YOUR GOAL
Copy out all the lines in the records that include the word "detached".

SUPPLIED ENTRIES
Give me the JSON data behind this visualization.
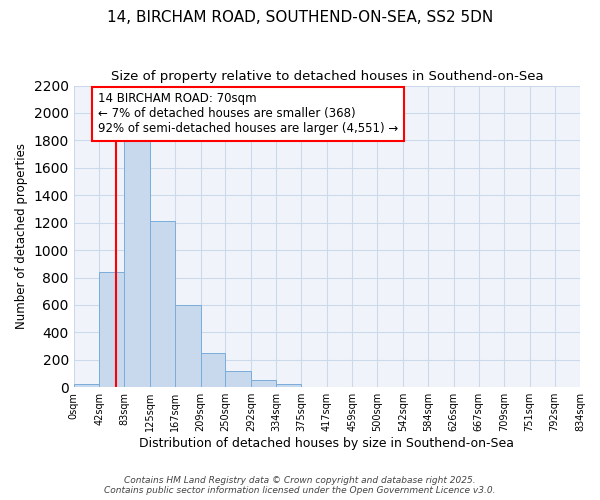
{
  "title": "14, BIRCHAM ROAD, SOUTHEND-ON-SEA, SS2 5DN",
  "subtitle": "Size of property relative to detached houses in Southend-on-Sea",
  "xlabel": "Distribution of detached houses by size in Southend-on-Sea",
  "ylabel": "Number of detached properties",
  "bar_color": "#c8d9ee",
  "bar_edge_color": "#7aaddb",
  "background_color": "#ffffff",
  "ax_background_color": "#f0f4fa",
  "annotation_box_text": "14 BIRCHAM ROAD: 70sqm\n← 7% of detached houses are smaller (368)\n92% of semi-detached houses are larger (4,551) →",
  "property_size": 70,
  "bin_edges": [
    0,
    42,
    83,
    125,
    167,
    209,
    250,
    292,
    334,
    375,
    417,
    459,
    500,
    542,
    584,
    626,
    667,
    709,
    751,
    792,
    834
  ],
  "bar_heights": [
    20,
    840,
    1810,
    1210,
    600,
    250,
    120,
    50,
    25,
    5,
    2,
    1,
    1,
    0,
    0,
    0,
    0,
    0,
    0,
    0
  ],
  "tick_labels": [
    "0sqm",
    "42sqm",
    "83sqm",
    "125sqm",
    "167sqm",
    "209sqm",
    "250sqm",
    "292sqm",
    "334sqm",
    "375sqm",
    "417sqm",
    "459sqm",
    "500sqm",
    "542sqm",
    "584sqm",
    "626sqm",
    "667sqm",
    "709sqm",
    "751sqm",
    "792sqm",
    "834sqm"
  ],
  "ylim": [
    0,
    2200
  ],
  "yticks": [
    0,
    200,
    400,
    600,
    800,
    1000,
    1200,
    1400,
    1600,
    1800,
    2000,
    2200
  ],
  "footnote": "Contains HM Land Registry data © Crown copyright and database right 2025.\nContains public sector information licensed under the Open Government Licence v3.0.",
  "grid_color": "#ccd9ea",
  "title_fontsize": 11,
  "subtitle_fontsize": 9.5,
  "annot_fontsize": 8.5
}
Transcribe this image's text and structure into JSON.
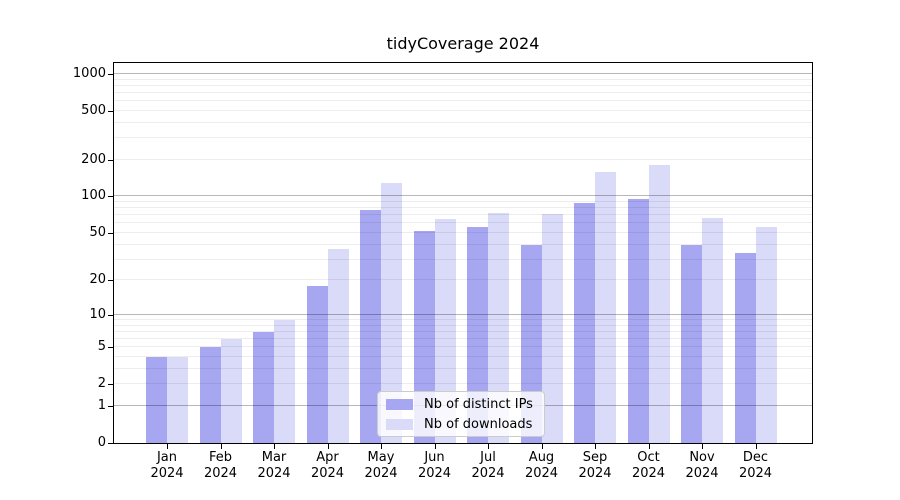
{
  "title": "tidyCoverage 2024",
  "chart_data": {
    "type": "bar",
    "title": "tidyCoverage 2024",
    "subtitle": "",
    "categories": [
      "Jan 2024",
      "Feb 2024",
      "Mar 2024",
      "Apr 2024",
      "May 2024",
      "Jun 2024",
      "Jul 2024",
      "Aug 2024",
      "Sep 2024",
      "Oct 2024",
      "Nov 2024",
      "Dec 2024"
    ],
    "series": [
      {
        "name": "Nb of distinct IPs",
        "color": "#a6a6f1",
        "values": [
          4,
          5,
          7,
          18,
          78,
          52,
          56,
          40,
          88,
          95,
          40,
          34
        ]
      },
      {
        "name": "Nb of downloads",
        "color": "#dadaf9",
        "values": [
          4,
          6,
          9,
          37,
          130,
          65,
          73,
          72,
          160,
          180,
          67,
          56
        ]
      }
    ],
    "xlabel": "",
    "ylabel": "",
    "y_scale": "log10(1+value)",
    "y_tick_labels": [
      0,
      1,
      2,
      5,
      10,
      20,
      50,
      100,
      200,
      500,
      1000
    ],
    "y_grid_major": [
      1,
      10,
      100,
      1000
    ],
    "y_grid_minor": [
      2,
      3,
      4,
      5,
      6,
      7,
      8,
      9,
      20,
      30,
      40,
      50,
      60,
      70,
      80,
      90,
      200,
      300,
      400,
      500,
      600,
      700,
      800,
      900
    ],
    "ylim": [
      0,
      1230
    ],
    "grid": "on",
    "legend_position": "lower-center-inside"
  },
  "colors": {
    "bar_ips": "#a6a6f1",
    "bar_downloads": "#dadaf9",
    "grid_major": "#b8b8b8",
    "grid_minor": "#ececec",
    "spine": "#000000",
    "legend_border": "#cccccc"
  }
}
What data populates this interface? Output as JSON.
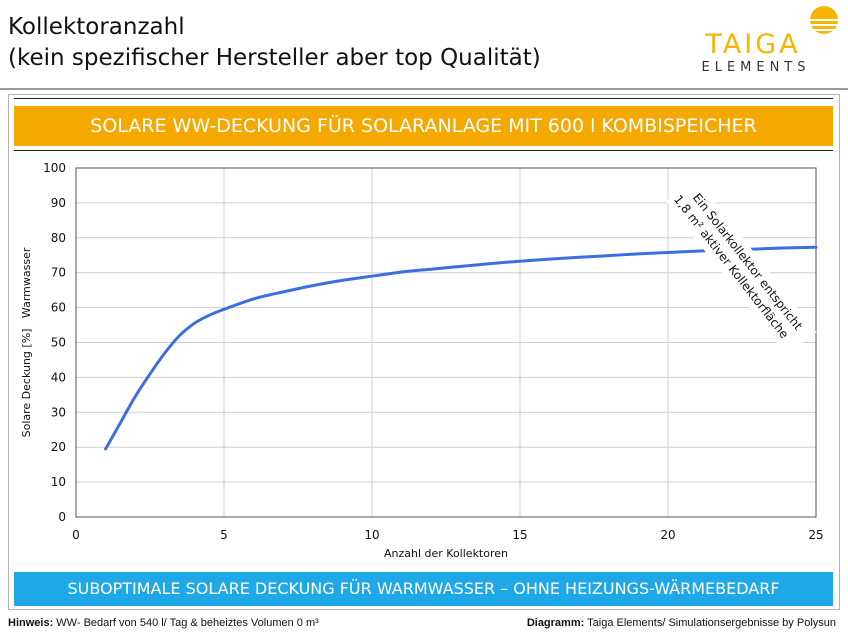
{
  "header": {
    "title_line1": "Kollektoranzahl",
    "title_line2": "(kein spezifischer Hersteller aber top Qualität)"
  },
  "logo": {
    "name": "TAIGA",
    "sub": "ELEMENTS",
    "color": "#f5b500"
  },
  "banner_top": {
    "text": "SOLARE WW-DECKUNG FÜR SOLARANLAGE MIT 600 l KOMBISPEICHER",
    "color": "#f5a800"
  },
  "banner_bottom": {
    "text": "SUBOPTIMALE SOLARE DECKUNG FÜR WARMWASSER – OHNE HEIZUNGS-WÄRMEBEDARF",
    "color": "#1fa8e8"
  },
  "footer": {
    "left_label": "Hinweis:",
    "left_text": " WW- Bedarf von 540 l/ Tag & beheiztes Volumen 0 m³",
    "right_label": "Diagramm:",
    "right_text": " Taiga Elements/ Simulationsergebnisse by Polysun"
  },
  "chart_data": {
    "type": "line",
    "xlabel": "Anzahl der Kollektoren",
    "ylabel": "Solare Deckung [%]   Warmwasser",
    "xlim": [
      0,
      25
    ],
    "ylim": [
      0,
      100
    ],
    "x_ticks": [
      "0",
      "5",
      "10",
      "15",
      "20",
      "25"
    ],
    "y_ticks": [
      "0",
      "10",
      "20",
      "30",
      "40",
      "50",
      "60",
      "70",
      "80",
      "90",
      "100"
    ],
    "grid": true,
    "series": [
      {
        "color": "#3b6fe0",
        "x": [
          1,
          1.5,
          2,
          2.5,
          3,
          3.5,
          4,
          4.5,
          5,
          6,
          7,
          8,
          9,
          10,
          11,
          12,
          13,
          14,
          15,
          16,
          17,
          18,
          19,
          20,
          21,
          22,
          23,
          24,
          25
        ],
        "y": [
          19.5,
          27,
          34.5,
          41,
          47,
          52,
          55.5,
          57.8,
          59.5,
          62.5,
          64.5,
          66.3,
          67.8,
          69,
          70.2,
          71,
          71.8,
          72.6,
          73.3,
          73.9,
          74.4,
          74.9,
          75.4,
          75.8,
          76.2,
          76.5,
          76.8,
          77.1,
          77.3
        ]
      }
    ],
    "annotation": {
      "line1": "Ein Solarkollektor entspricht",
      "line2": "1,8 m² aktiver Kollektorfläche"
    }
  }
}
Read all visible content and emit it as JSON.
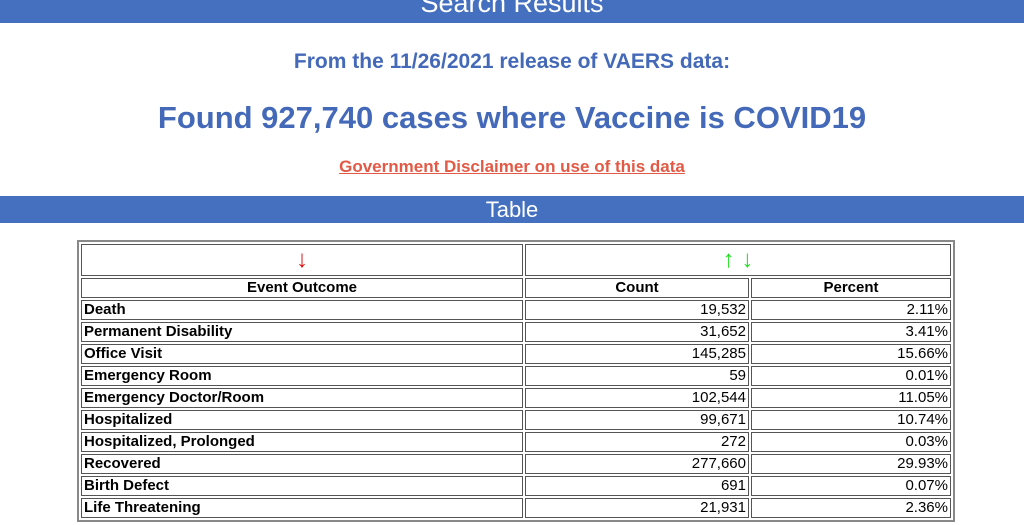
{
  "header": {
    "title": "Search Results"
  },
  "release_line": "From the 11/26/2021 release of VAERS data:",
  "found_line": "Found 927,740 cases where Vaccine is COVID19",
  "disclaimer_link": "Government Disclaimer on use of this data",
  "table_bar": "Table",
  "sort": {
    "left_arrow": "↓",
    "up_arrow": "↑",
    "down_arrow": "↓"
  },
  "columns": [
    "Event Outcome",
    "Count",
    "Percent"
  ],
  "rows": [
    [
      "Death",
      "19,532",
      "2.11%"
    ],
    [
      "Permanent Disability",
      "31,652",
      "3.41%"
    ],
    [
      "Office Visit",
      "145,285",
      "15.66%"
    ],
    [
      "Emergency Room",
      "59",
      "0.01%"
    ],
    [
      "Emergency Doctor/Room",
      "102,544",
      "11.05%"
    ],
    [
      "Hospitalized",
      "99,671",
      "10.74%"
    ],
    [
      "Hospitalized, Prolonged",
      "272",
      "0.03%"
    ],
    [
      "Recovered",
      "277,660",
      "29.93%"
    ],
    [
      "Birth Defect",
      "691",
      "0.07%"
    ],
    [
      "Life Threatening",
      "21,931",
      "2.36%"
    ]
  ],
  "colors": {
    "bar": "#4570bf",
    "title": "#4469b8",
    "link": "#e25a45",
    "sort_active": "#e01010",
    "sort_inactive": "#22dd22"
  }
}
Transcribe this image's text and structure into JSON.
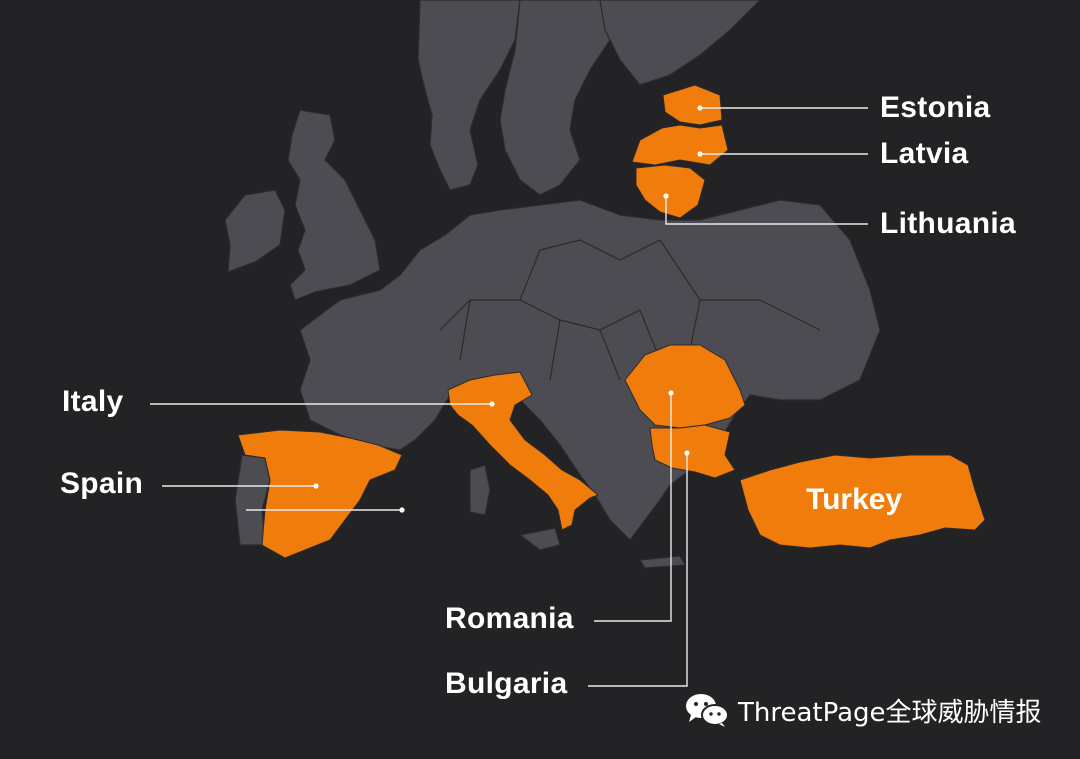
{
  "map": {
    "background_color": "#232326",
    "land_color": "#4d4c52",
    "highlight_color": "#f07c0c",
    "highlighted_countries": [
      {
        "id": "estonia",
        "label": "Estonia"
      },
      {
        "id": "latvia",
        "label": "Latvia"
      },
      {
        "id": "lithuania",
        "label": "Lithuania"
      },
      {
        "id": "italy",
        "label": "Italy"
      },
      {
        "id": "spain",
        "label": "Spain"
      },
      {
        "id": "romania",
        "label": "Romania"
      },
      {
        "id": "bulgaria",
        "label": "Bulgaria"
      },
      {
        "id": "turkey",
        "label": "Turkey"
      }
    ]
  },
  "watermark": {
    "icon": "wechat-icon",
    "text": "ThreatPage全球威胁情报"
  }
}
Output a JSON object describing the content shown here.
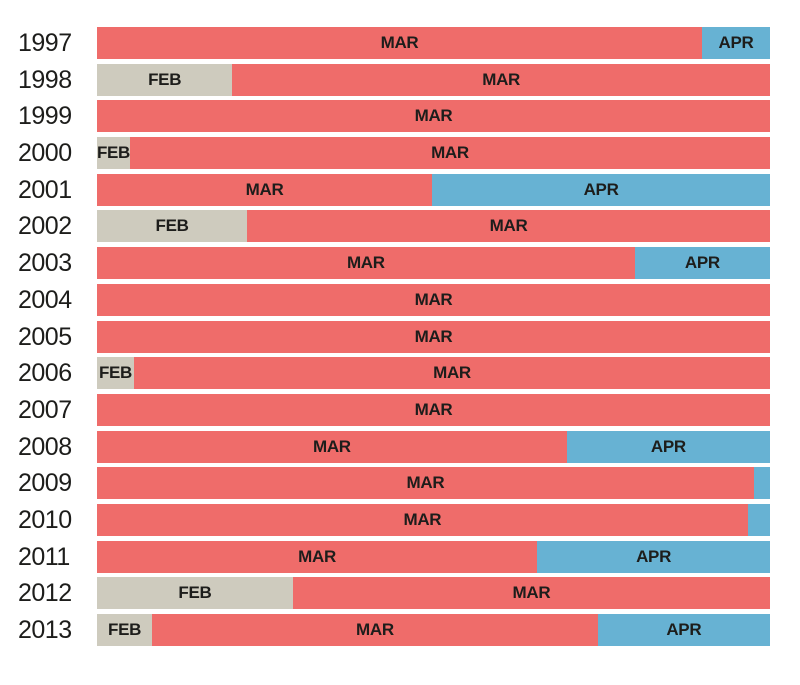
{
  "page": {
    "background": "#ffffff"
  },
  "chart_data": {
    "type": "bar",
    "subtype": "horizontal_stacked_timeline",
    "orientation": "horizontal",
    "title": "",
    "xlabel": "",
    "ylabel": "",
    "grid": false,
    "legend_position": "none",
    "text_color": "#1d1d1b",
    "categories": [
      "1997",
      "1998",
      "1999",
      "2000",
      "2001",
      "2002",
      "2003",
      "2004",
      "2005",
      "2006",
      "2007",
      "2008",
      "2009",
      "2010",
      "2011",
      "2012",
      "2013"
    ],
    "months": {
      "FEB": {
        "label": "FEB",
        "color": "#cecbbe"
      },
      "MAR": {
        "label": "MAR",
        "color": "#ef6c6a"
      },
      "APR": {
        "label": "APR",
        "color": "#67b2d3"
      }
    },
    "rows": [
      {
        "year": "1997",
        "segments": [
          {
            "month": "MAR",
            "pct": 89.9,
            "show_label": true
          },
          {
            "month": "APR",
            "pct": 10.1,
            "show_label": true
          }
        ]
      },
      {
        "year": "1998",
        "segments": [
          {
            "month": "FEB",
            "pct": 20.1,
            "show_label": true
          },
          {
            "month": "MAR",
            "pct": 79.9,
            "show_label": true
          }
        ]
      },
      {
        "year": "1999",
        "segments": [
          {
            "month": "MAR",
            "pct": 100,
            "show_label": true
          }
        ]
      },
      {
        "year": "2000",
        "segments": [
          {
            "month": "FEB",
            "pct": 4.9,
            "show_label": true
          },
          {
            "month": "MAR",
            "pct": 95.1,
            "show_label": true
          }
        ]
      },
      {
        "year": "2001",
        "segments": [
          {
            "month": "MAR",
            "pct": 49.8,
            "show_label": true
          },
          {
            "month": "APR",
            "pct": 50.2,
            "show_label": true
          }
        ]
      },
      {
        "year": "2002",
        "segments": [
          {
            "month": "FEB",
            "pct": 22.3,
            "show_label": true
          },
          {
            "month": "MAR",
            "pct": 77.7,
            "show_label": true
          }
        ]
      },
      {
        "year": "2003",
        "segments": [
          {
            "month": "MAR",
            "pct": 79.9,
            "show_label": true
          },
          {
            "month": "APR",
            "pct": 20.1,
            "show_label": true
          }
        ]
      },
      {
        "year": "2004",
        "segments": [
          {
            "month": "MAR",
            "pct": 100,
            "show_label": true
          }
        ]
      },
      {
        "year": "2005",
        "segments": [
          {
            "month": "MAR",
            "pct": 100,
            "show_label": true
          }
        ]
      },
      {
        "year": "2006",
        "segments": [
          {
            "month": "FEB",
            "pct": 5.5,
            "show_label": true
          },
          {
            "month": "MAR",
            "pct": 94.5,
            "show_label": true
          }
        ]
      },
      {
        "year": "2007",
        "segments": [
          {
            "month": "MAR",
            "pct": 100,
            "show_label": true
          }
        ]
      },
      {
        "year": "2008",
        "segments": [
          {
            "month": "MAR",
            "pct": 69.8,
            "show_label": true
          },
          {
            "month": "APR",
            "pct": 30.2,
            "show_label": true
          }
        ]
      },
      {
        "year": "2009",
        "segments": [
          {
            "month": "MAR",
            "pct": 97.6,
            "show_label": true
          },
          {
            "month": "APR",
            "pct": 2.4,
            "show_label": false
          }
        ]
      },
      {
        "year": "2010",
        "segments": [
          {
            "month": "MAR",
            "pct": 96.7,
            "show_label": true
          },
          {
            "month": "APR",
            "pct": 3.3,
            "show_label": false
          }
        ]
      },
      {
        "year": "2011",
        "segments": [
          {
            "month": "MAR",
            "pct": 65.4,
            "show_label": true
          },
          {
            "month": "APR",
            "pct": 34.6,
            "show_label": true
          }
        ]
      },
      {
        "year": "2012",
        "segments": [
          {
            "month": "FEB",
            "pct": 29.1,
            "show_label": true
          },
          {
            "month": "MAR",
            "pct": 70.9,
            "show_label": true
          }
        ]
      },
      {
        "year": "2013",
        "segments": [
          {
            "month": "FEB",
            "pct": 8.2,
            "show_label": true
          },
          {
            "month": "MAR",
            "pct": 66.2,
            "show_label": true
          },
          {
            "month": "APR",
            "pct": 25.6,
            "show_label": true
          }
        ]
      }
    ]
  }
}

FINAL ANSWER
  "subtitle": "Size of property relative to detached houses in Southend-on-Sea",
  "xlabel": "Distribution of detached houses by size in Southend-on-Sea",
  "ylabel": "Number of detached properties",
  "annotation_box_text": "14 BIRCHAM ROAD: 70sqm\n← 7% of detached houses are smaller (368)\n92% of semi-detached houses are larger (4,551) →",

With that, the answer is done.